Objective. Extract the complete listing and repeat it word for word.

[Excerpts from a figure dataset]
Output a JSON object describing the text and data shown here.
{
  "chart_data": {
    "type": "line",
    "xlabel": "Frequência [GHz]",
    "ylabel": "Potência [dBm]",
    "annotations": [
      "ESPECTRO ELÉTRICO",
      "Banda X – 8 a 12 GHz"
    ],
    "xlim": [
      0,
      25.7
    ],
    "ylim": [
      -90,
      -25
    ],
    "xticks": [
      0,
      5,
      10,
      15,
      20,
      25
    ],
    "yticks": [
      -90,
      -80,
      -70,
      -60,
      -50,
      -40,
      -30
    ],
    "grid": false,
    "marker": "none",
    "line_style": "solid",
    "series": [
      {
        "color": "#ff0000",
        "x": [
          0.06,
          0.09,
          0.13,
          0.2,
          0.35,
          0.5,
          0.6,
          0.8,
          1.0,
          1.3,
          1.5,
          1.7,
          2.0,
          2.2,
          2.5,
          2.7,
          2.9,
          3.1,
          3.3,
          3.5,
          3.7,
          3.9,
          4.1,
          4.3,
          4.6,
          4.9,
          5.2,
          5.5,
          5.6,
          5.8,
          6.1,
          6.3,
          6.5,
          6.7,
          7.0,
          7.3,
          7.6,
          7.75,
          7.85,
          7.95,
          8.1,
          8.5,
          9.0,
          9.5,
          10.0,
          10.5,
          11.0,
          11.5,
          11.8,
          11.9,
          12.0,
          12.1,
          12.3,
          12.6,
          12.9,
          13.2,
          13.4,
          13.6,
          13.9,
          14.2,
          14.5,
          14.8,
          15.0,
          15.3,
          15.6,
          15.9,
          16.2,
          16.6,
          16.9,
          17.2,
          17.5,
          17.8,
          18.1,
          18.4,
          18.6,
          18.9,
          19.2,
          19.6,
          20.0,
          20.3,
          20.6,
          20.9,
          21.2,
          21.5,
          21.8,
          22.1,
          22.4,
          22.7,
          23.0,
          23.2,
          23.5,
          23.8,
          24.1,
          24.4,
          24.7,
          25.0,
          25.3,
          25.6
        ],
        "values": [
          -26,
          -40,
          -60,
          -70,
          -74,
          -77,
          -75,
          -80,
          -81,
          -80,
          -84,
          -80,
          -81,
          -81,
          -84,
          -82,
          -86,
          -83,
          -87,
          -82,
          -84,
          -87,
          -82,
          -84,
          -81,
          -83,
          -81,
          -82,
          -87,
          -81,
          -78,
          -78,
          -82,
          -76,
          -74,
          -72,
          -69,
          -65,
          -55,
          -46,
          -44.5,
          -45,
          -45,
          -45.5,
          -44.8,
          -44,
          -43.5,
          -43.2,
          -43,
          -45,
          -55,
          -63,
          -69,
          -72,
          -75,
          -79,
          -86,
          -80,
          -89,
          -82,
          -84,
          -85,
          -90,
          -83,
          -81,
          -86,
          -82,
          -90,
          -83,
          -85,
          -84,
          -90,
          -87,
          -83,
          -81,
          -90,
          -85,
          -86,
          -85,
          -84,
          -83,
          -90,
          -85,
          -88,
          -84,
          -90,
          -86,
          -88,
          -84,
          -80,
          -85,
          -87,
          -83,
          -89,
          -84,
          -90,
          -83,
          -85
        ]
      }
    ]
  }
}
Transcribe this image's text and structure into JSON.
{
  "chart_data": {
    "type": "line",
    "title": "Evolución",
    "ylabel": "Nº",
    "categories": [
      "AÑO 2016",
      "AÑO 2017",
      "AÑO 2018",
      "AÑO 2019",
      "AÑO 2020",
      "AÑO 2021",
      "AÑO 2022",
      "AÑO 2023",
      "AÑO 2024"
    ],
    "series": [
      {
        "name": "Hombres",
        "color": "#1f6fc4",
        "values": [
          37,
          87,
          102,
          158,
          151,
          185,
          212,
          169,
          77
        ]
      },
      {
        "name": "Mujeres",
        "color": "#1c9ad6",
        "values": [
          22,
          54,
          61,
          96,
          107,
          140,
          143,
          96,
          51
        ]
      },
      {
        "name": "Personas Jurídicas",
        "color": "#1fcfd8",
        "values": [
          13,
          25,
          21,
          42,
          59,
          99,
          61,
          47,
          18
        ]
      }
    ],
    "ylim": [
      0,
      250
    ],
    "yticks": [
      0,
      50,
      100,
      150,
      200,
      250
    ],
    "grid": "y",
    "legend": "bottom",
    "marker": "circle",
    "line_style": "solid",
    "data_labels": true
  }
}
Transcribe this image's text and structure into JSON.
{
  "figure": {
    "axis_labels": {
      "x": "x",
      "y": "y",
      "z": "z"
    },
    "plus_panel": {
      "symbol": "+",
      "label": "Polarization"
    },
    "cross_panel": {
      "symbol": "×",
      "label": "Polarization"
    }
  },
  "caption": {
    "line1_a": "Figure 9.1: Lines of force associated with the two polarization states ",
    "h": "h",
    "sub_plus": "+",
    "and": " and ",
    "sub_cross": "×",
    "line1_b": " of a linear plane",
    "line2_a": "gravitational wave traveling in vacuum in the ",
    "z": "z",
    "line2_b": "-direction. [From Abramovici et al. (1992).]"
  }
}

Solution to this exercise.
Output a JSON object describing the text and data shown here.
{
  "chart_data": {
    "type": "line",
    "xlabel": "Frequência [GHz]",
    "ylabel": "Potência [dBm]",
    "annotations": [
      "ESPECTRO ELÉTRICO",
      "Banda X – 8 a 12 GHz"
    ],
    "xlim": [
      0,
      25.7
    ],
    "ylim": [
      -90,
      -25
    ],
    "xticks": [
      0,
      5,
      10,
      15,
      20,
      25
    ],
    "yticks": [
      -90,
      -80,
      -70,
      -60,
      -50,
      -40,
      -30
    ],
    "grid": false,
    "marker": "none",
    "line_style": "solid",
    "series": [
      {
        "color": "#ff0000",
        "x": [
          0.06,
          0.09,
          0.13,
          0.2,
          0.35,
          0.5,
          0.6,
          0.8,
          1.0,
          1.3,
          1.5,
          1.7,
          2.0,
          2.2,
          2.5,
          2.7,
          2.9,
          3.1,
          3.3,
          3.5,
          3.7,
          3.9,
          4.1,
          4.3,
          4.6,
          4.9,
          5.2,
          5.5,
          5.6,
          5.8,
          6.1,
          6.3,
          6.5,
          6.7,
          7.0,
          7.3,
          7.6,
          7.75,
          7.85,
          7.95,
          8.1,
          8.5,
          9.0,
          9.5,
          10.0,
          10.5,
          11.0,
          11.5,
          11.8,
          11.9,
          12.0,
          12.1,
          12.3,
          12.6,
          12.9,
          13.2,
          13.4,
          13.6,
          13.9,
          14.2,
          14.5,
          14.8,
          15.0,
          15.3,
          15.6,
          15.9,
          16.2,
          16.6,
          16.9,
          17.2,
          17.5,
          17.8,
          18.1,
          18.4,
          18.6,
          18.9,
          19.2,
          19.6,
          20.0,
          20.3,
          20.6,
          20.9,
          21.2,
          21.5,
          21.8,
          22.1,
          22.4,
          22.7,
          23.0,
          23.2,
          23.5,
          23.8,
          24.1,
          24.4,
          24.7,
          25.0,
          25.3,
          25.6
        ],
        "values": [
          -26,
          -40,
          -60,
          -70,
          -74,
          -77,
          -75,
          -80,
          -81,
          -80,
          -84,
          -80,
          -81,
          -81,
          -84,
          -82,
          -86,
          -83,
          -87,
          -82,
          -84,
          -87,
          -82,
          -84,
          -81,
          -83,
          -81,
          -82,
          -87,
          -81,
          -78,
          -78,
          -82,
          -76,
          -74,
          -72,
          -69,
          -65,
          -55,
          -46,
          -44.5,
          -45,
          -45,
          -45.5,
          -44.8,
          -44,
          -43.5,
          -43.2,
          -43,
          -45,
          -55,
          -63,
          -69,
          -72,
          -75,
          -79,
          -86,
          -80,
          -89,
          -82,
          -84,
          -85,
          -90,
          -83,
          -81,
          -86,
          -82,
          -90,
          -83,
          -85,
          -84,
          -90,
          -87,
          -83,
          -81,
          -90,
          -85,
          -86,
          -85,
          -84,
          -83,
          -90,
          -85,
          -88,
          -84,
          -90,
          -86,
          -88,
          -84,
          -80,
          -85,
          -87,
          -83,
          -89,
          -84,
          -90,
          -83,
          -85
        ]
      }
    ]
  }
}
Transcribe this image's text and structure into JSON.
{
  "chart_data": {
    "type": "line",
    "title": "Evolución",
    "ylabel": "Nº",
    "categories": [
      "AÑO 2016",
      "AÑO 2017",
      "AÑO 2018",
      "AÑO 2019",
      "AÑO 2020",
      "AÑO 2021",
      "AÑO 2022",
      "AÑO 2023",
      "AÑO 2024"
    ],
    "series": [
      {
        "name": "Hombres",
        "color": "#1f6fc4",
        "values": [
          37,
          87,
          102,
          158,
          151,
          185,
          212,
          169,
          77
        ]
      },
      {
        "name": "Mujeres",
        "color": "#1c9ad6",
        "values": [
          22,
          54,
          61,
          96,
          107,
          140,
          143,
          96,
          51
        ]
      },
      {
        "name": "Personas Jurídicas",
        "color": "#1fcfd8",
        "values": [
          13,
          25,
          21,
          42,
          59,
          99,
          61,
          47,
          18
        ]
      }
    ],
    "ylim": [
      0,
      250
    ],
    "yticks": [
      0,
      50,
      100,
      150,
      200,
      250
    ],
    "grid": "y",
    "legend": "bottom",
    "marker": "circle",
    "line_style": "solid",
    "data_labels": true
  }
}
Transcribe this image's text and structure into JSON.
{
  "figure": {
    "axis_labels": {
      "x": "x",
      "y": "y",
      "z": "z"
    },
    "plus_panel": {
      "symbol": "+",
      "label": "Polarization"
    },
    "cross_panel": {
      "symbol": "×",
      "label": "Polarization"
    }
  },
  "caption": {
    "line1_a": "Figure 9.1: Lines of force associated with the two polarization states ",
    "h": "h",
    "sub_plus": "+",
    "and": " and ",
    "sub_cross": "×",
    "line1_b": " of a linear plane",
    "line2_a": "gravitational wave traveling in vacuum in the ",
    "z": "z",
    "line2_b": "-direction. [From Abramovici et al. (1992).]"
  }
}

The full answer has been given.